### DIRECTIONS
Check every line of the entries that follow, and copy the ones containing "GOLD".
DATA SHOWN start
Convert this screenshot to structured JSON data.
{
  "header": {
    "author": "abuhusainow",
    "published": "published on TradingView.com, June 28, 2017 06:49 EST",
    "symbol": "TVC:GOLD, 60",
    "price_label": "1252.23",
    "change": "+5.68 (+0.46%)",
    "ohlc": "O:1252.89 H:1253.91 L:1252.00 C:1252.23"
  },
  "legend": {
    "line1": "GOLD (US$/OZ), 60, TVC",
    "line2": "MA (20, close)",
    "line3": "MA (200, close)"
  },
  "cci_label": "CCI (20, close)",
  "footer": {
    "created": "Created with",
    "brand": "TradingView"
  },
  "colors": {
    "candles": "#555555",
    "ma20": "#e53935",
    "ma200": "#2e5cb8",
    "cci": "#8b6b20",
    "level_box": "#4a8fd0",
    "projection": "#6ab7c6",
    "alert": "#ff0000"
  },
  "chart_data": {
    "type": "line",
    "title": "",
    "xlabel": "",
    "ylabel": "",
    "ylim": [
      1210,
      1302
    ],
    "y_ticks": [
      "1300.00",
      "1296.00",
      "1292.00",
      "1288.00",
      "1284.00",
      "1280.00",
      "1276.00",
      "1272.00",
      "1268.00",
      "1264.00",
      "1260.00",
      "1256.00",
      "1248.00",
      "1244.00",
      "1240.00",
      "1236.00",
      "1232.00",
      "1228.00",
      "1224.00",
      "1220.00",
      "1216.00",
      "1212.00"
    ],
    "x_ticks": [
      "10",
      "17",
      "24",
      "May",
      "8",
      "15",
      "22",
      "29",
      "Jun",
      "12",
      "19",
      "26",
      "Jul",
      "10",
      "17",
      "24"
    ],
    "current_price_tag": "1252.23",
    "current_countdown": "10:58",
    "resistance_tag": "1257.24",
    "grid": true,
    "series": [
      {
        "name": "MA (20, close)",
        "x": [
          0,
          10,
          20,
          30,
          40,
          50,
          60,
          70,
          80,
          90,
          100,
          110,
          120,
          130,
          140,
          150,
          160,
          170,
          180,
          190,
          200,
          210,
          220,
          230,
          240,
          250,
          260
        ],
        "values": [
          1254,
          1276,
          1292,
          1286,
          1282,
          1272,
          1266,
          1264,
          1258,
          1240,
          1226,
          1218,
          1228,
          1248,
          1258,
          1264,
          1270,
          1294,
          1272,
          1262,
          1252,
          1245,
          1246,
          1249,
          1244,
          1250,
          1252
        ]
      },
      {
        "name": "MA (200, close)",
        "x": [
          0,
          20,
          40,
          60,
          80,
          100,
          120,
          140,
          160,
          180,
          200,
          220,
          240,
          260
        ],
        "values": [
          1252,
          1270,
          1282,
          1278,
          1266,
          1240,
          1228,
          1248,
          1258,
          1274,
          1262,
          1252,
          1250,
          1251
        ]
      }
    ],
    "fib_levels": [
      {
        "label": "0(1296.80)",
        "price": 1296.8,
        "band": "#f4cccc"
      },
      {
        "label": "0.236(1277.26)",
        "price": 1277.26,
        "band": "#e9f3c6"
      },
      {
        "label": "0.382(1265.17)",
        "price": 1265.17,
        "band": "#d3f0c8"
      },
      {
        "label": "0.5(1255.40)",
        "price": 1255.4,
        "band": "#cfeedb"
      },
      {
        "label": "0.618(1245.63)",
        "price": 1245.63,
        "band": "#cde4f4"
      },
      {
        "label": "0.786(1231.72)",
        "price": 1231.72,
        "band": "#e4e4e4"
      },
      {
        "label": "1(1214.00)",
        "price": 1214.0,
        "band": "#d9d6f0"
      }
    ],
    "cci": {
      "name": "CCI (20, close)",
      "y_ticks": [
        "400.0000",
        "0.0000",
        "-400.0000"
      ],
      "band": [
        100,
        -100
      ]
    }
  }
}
DATA SHOWN end
### COMPLETE RESPONSE
    "symbol": "TVC:GOLD, 60",
    "line1": "GOLD (US$/OZ), 60, TVC",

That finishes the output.